Part of a data file:
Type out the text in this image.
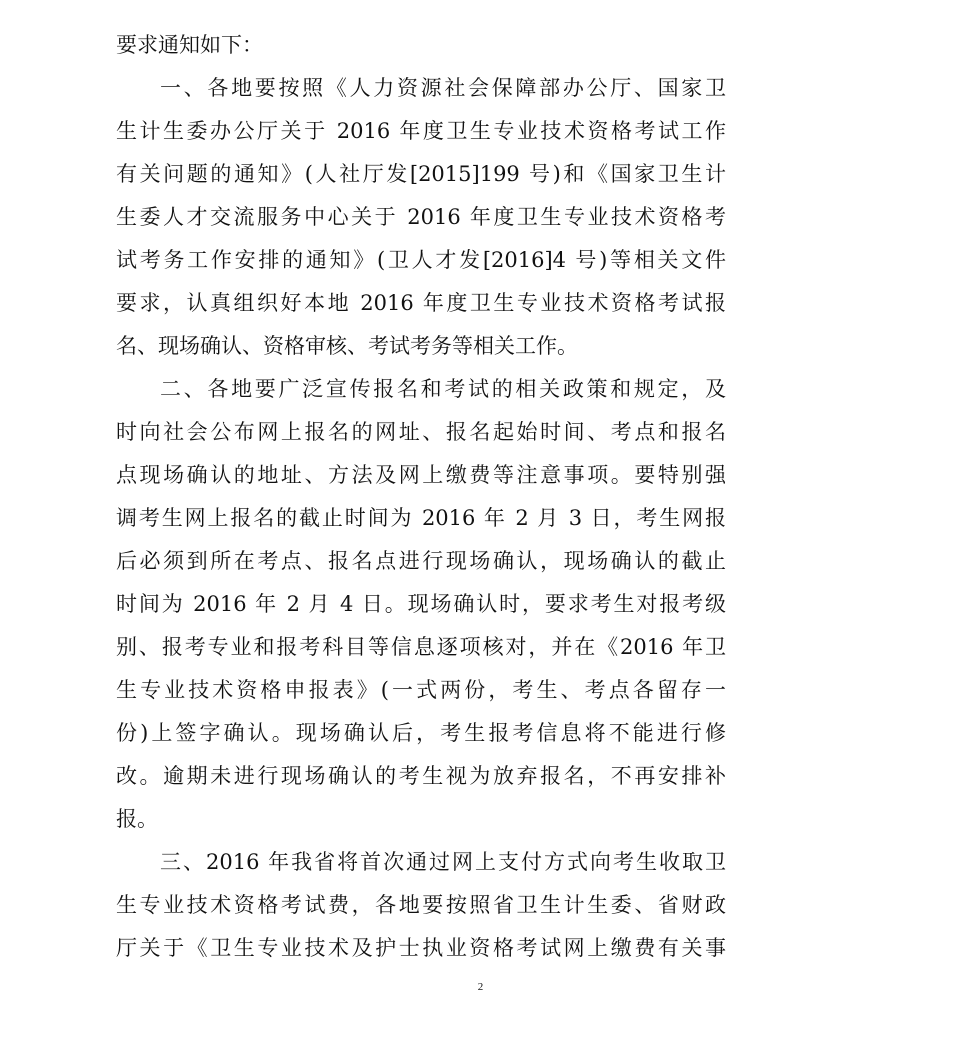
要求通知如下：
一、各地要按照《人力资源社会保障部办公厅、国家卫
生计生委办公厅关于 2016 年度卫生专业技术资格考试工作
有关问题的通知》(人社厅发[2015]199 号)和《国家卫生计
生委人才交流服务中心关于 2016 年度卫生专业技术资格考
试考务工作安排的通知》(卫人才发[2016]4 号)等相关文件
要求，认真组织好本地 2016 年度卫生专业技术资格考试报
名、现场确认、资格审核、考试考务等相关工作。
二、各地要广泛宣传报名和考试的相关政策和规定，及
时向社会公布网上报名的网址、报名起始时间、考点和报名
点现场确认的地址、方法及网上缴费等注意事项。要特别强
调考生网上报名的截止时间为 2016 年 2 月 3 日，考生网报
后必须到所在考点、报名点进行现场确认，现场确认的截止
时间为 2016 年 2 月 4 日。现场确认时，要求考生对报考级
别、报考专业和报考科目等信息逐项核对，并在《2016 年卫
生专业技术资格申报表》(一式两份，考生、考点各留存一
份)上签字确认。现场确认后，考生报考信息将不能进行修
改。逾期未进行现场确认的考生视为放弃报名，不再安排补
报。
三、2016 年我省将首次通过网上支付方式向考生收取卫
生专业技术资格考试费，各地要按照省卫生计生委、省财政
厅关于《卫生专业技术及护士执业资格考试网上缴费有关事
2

## What to produce
Without the pictures, repeat the listing above exactly.

## Solution to this exercise
Type out the text in this image.
要求通知如下：
一、各地要按照《人力资源社会保障部办公厅、国家卫
生计生委办公厅关于 2016 年度卫生专业技术资格考试工作
有关问题的通知》(人社厅发[2015]199 号)和《国家卫生计
生委人才交流服务中心关于 2016 年度卫生专业技术资格考
试考务工作安排的通知》(卫人才发[2016]4 号)等相关文件
要求，认真组织好本地 2016 年度卫生专业技术资格考试报
名、现场确认、资格审核、考试考务等相关工作。
二、各地要广泛宣传报名和考试的相关政策和规定，及
时向社会公布网上报名的网址、报名起始时间、考点和报名
点现场确认的地址、方法及网上缴费等注意事项。要特别强
调考生网上报名的截止时间为 2016 年 2 月 3 日，考生网报
后必须到所在考点、报名点进行现场确认，现场确认的截止
时间为 2016 年 2 月 4 日。现场确认时，要求考生对报考级
别、报考专业和报考科目等信息逐项核对，并在《2016 年卫
生专业技术资格申报表》(一式两份，考生、考点各留存一
份)上签字确认。现场确认后，考生报考信息将不能进行修
改。逾期未进行现场确认的考生视为放弃报名，不再安排补
报。
三、2016 年我省将首次通过网上支付方式向考生收取卫
生专业技术资格考试费，各地要按照省卫生计生委、省财政
厅关于《卫生专业技术及护士执业资格考试网上缴费有关事
2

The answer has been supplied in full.